Figure data in JSON
· · ·

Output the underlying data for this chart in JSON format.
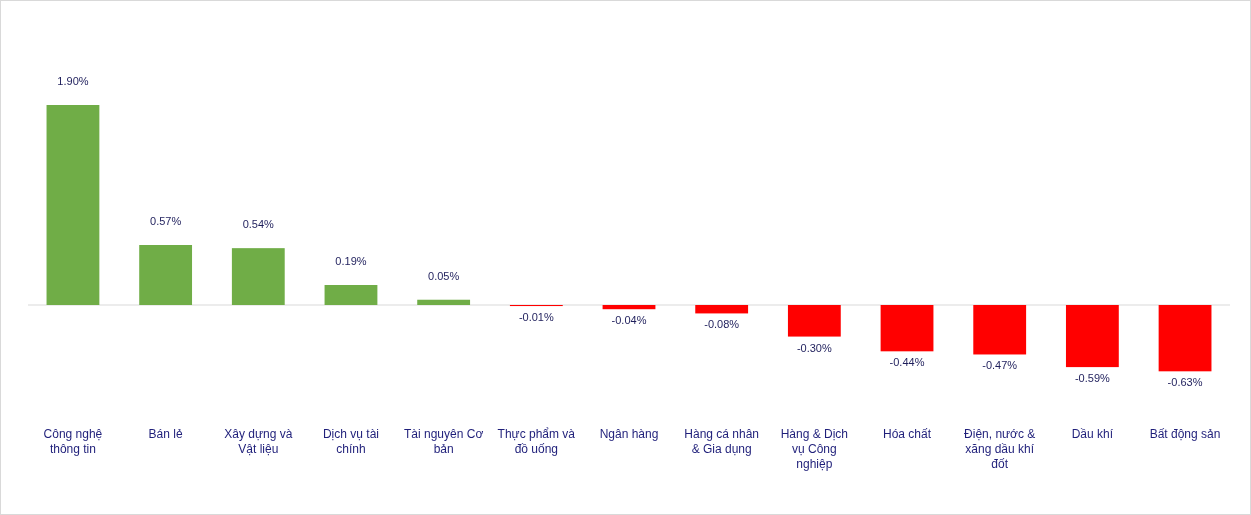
{
  "chart_data": {
    "type": "bar",
    "categories": [
      "Công nghệ thông tin",
      "Bán lẻ",
      "Xây dựng và Vật liệu",
      "Dịch vụ tài chính",
      "Tài nguyên Cơ bản",
      "Thực phẩm và đồ uống",
      "Ngân hàng",
      "Hàng cá nhân & Gia dụng",
      "Hàng & Dịch vụ Công nghiệp",
      "Hóa chất",
      "Điện, nước & xăng dầu khí đốt",
      "Dầu khí",
      "Bất động sản"
    ],
    "values": [
      1.9,
      0.57,
      0.54,
      0.19,
      0.05,
      -0.01,
      -0.04,
      -0.08,
      -0.3,
      -0.44,
      -0.47,
      -0.59,
      -0.63
    ],
    "colors": [
      "#70ad47",
      "#70ad47",
      "#70ad47",
      "#70ad47",
      "#70ad47",
      "#ff0000",
      "#ff0000",
      "#ff0000",
      "#ff0000",
      "#ff0000",
      "#ff0000",
      "#ff0000",
      "#ff0000"
    ],
    "value_labels": [
      "1.90%",
      "0.57%",
      "0.54%",
      "0.19%",
      "0.05%",
      "-0.01%",
      "-0.04%",
      "-0.08%",
      "-0.30%",
      "-0.44%",
      "-0.47%",
      "-0.59%",
      "-0.63%"
    ]
  }
}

· · ·

> _TASK TO CARRY OUT_
The listing above needs to be output again exactly. Don't include the pictures.

> _IN RESPONSE_
Output the underlying data for this chart in JSON format.
{
  "chart_data": {
    "type": "bar",
    "categories": [
      "Công nghệ thông tin",
      "Bán lẻ",
      "Xây dựng và Vật liệu",
      "Dịch vụ tài chính",
      "Tài nguyên Cơ bản",
      "Thực phẩm và đồ uống",
      "Ngân hàng",
      "Hàng cá nhân & Gia dụng",
      "Hàng & Dịch vụ Công nghiệp",
      "Hóa chất",
      "Điện, nước & xăng dầu khí đốt",
      "Dầu khí",
      "Bất động sản"
    ],
    "values": [
      1.9,
      0.57,
      0.54,
      0.19,
      0.05,
      -0.01,
      -0.04,
      -0.08,
      -0.3,
      -0.44,
      -0.47,
      -0.59,
      -0.63
    ],
    "colors": [
      "#70ad47",
      "#70ad47",
      "#70ad47",
      "#70ad47",
      "#70ad47",
      "#ff0000",
      "#ff0000",
      "#ff0000",
      "#ff0000",
      "#ff0000",
      "#ff0000",
      "#ff0000",
      "#ff0000"
    ],
    "value_labels": [
      "1.90%",
      "0.57%",
      "0.54%",
      "0.19%",
      "0.05%",
      "-0.01%",
      "-0.04%",
      "-0.08%",
      "-0.30%",
      "-0.44%",
      "-0.47%",
      "-0.59%",
      "-0.63%"
    ]
  }
}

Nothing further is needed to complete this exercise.